Go through the data below and copy it exactly, skipping every picture.

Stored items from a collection

-- -- --

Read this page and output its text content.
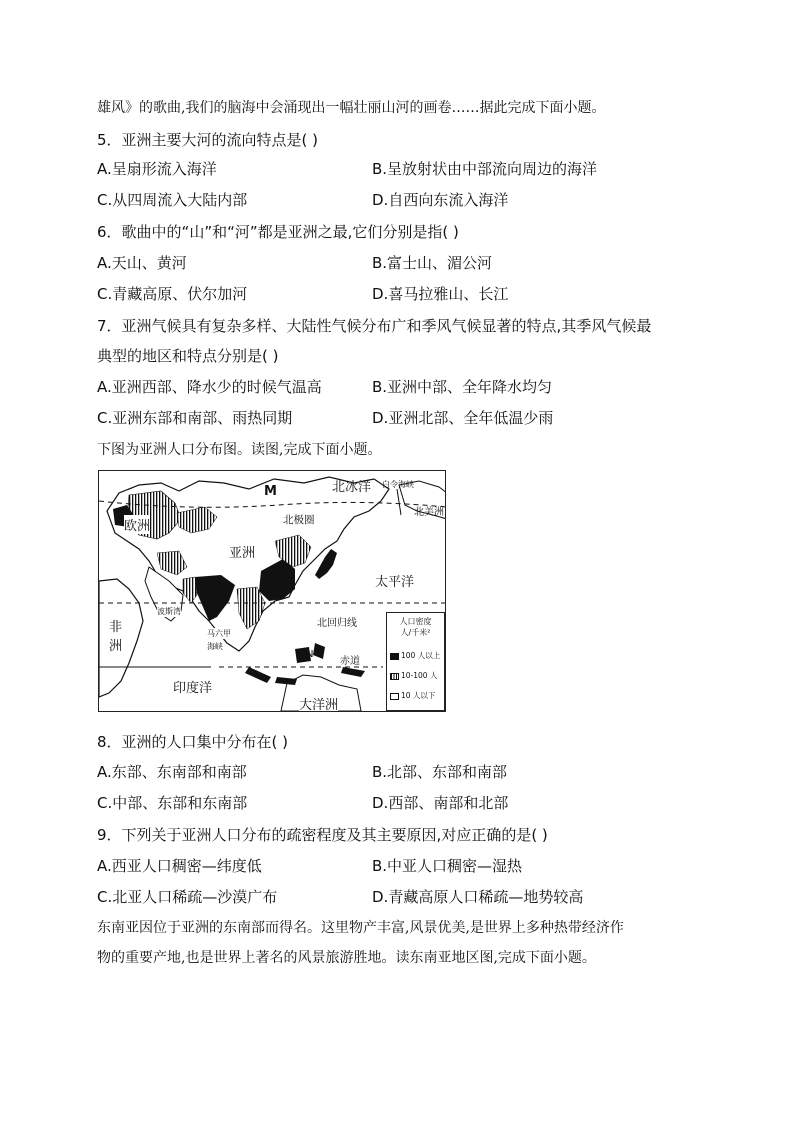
雄风》的歌曲,我们的脑海中会涌现出一幅壮丽山河的画卷……据此完成下面小题。
5．亚洲主要大河的流向特点是( )
A.呈扇形流入海洋	B.呈放射状由中部流向周边的海洋
C.从四周流入大陆内部	D.自西向东流入海洋
6．歌曲中的“山”和“河”都是亚洲之最,它们分别是指( )
A.天山、黄河	B.富士山、湄公河
C.青藏高原、伏尔加河	D.喜马拉雅山、长江
7．亚洲气候具有复杂多样、大陆性气候分布广和季风气候显著的特点,其季风气候最
典型的地区和特点分别是( )
A.亚洲西部、降水少的时候气温高	B.亚洲中部、全年降水均匀
C.亚洲东部和南部、雨热同期	D.亚洲北部、全年低温少雨
下图为亚洲人口分布图。读图,完成下面小题。
北冰洋 白令海峡
北美洲
欧洲	北极圈
亚洲
太平洋
波斯湾
非
洲
马六甲
海峡
北回归线
赤道
印度洋
大洋洲
M
N
人口密度
人/千米²
100 人以上
10-100 人
10 人以下
8．亚洲的人口集中分布在( )
A.东部、东南部和南部	B.北部、东部和南部
C.中部、东部和东南部	D.西部、南部和北部
9．下列关于亚洲人口分布的疏密程度及其主要原因,对应正确的是( )
A.西亚人口稠密—纬度低	B.中亚人口稠密—湿热
C.北亚人口稀疏—沙漠广布	D.青藏高原人口稀疏—地势较高
东南亚因位于亚洲的东南部而得名。这里物产丰富,风景优美,是世界上多种热带经济作
物的重要产地,也是世界上著名的风景旅游胜地。读东南亚地区图,完成下面小题。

-- -- --

> _WRITTEN ANSWER_
Read this page and output its text content.
雄风》的歌曲,我们的脑海中会涌现出一幅壮丽山河的画卷……据此完成下面小题。
5．亚洲主要大河的流向特点是( )
A.呈扇形流入海洋	B.呈放射状由中部流向周边的海洋
C.从四周流入大陆内部	D.自西向东流入海洋
6．歌曲中的“山”和“河”都是亚洲之最,它们分别是指( )
A.天山、黄河	B.富士山、湄公河
C.青藏高原、伏尔加河	D.喜马拉雅山、长江
7．亚洲气候具有复杂多样、大陆性气候分布广和季风气候显著的特点,其季风气候最
典型的地区和特点分别是( )
A.亚洲西部、降水少的时候气温高	B.亚洲中部、全年降水均匀
C.亚洲东部和南部、雨热同期	D.亚洲北部、全年低温少雨
下图为亚洲人口分布图。读图,完成下面小题。
北冰洋 白令海峡
北美洲
欧洲	北极圈
亚洲
太平洋
波斯湾
非
洲
马六甲
海峡
北回归线
赤道
印度洋
大洋洲
M
N
人口密度
人/千米²
100 人以上
10-100 人
10 人以下
8．亚洲的人口集中分布在( )
A.东部、东南部和南部	B.北部、东部和南部
C.中部、东部和东南部	D.西部、南部和北部
9．下列关于亚洲人口分布的疏密程度及其主要原因,对应正确的是( )
A.西亚人口稠密—纬度低	B.中亚人口稠密—湿热
C.北亚人口稀疏—沙漠广布	D.青藏高原人口稀疏—地势较高
东南亚因位于亚洲的东南部而得名。这里物产丰富,风景优美,是世界上多种热带经济作
物的重要产地,也是世界上著名的风景旅游胜地。读东南亚地区图,完成下面小题。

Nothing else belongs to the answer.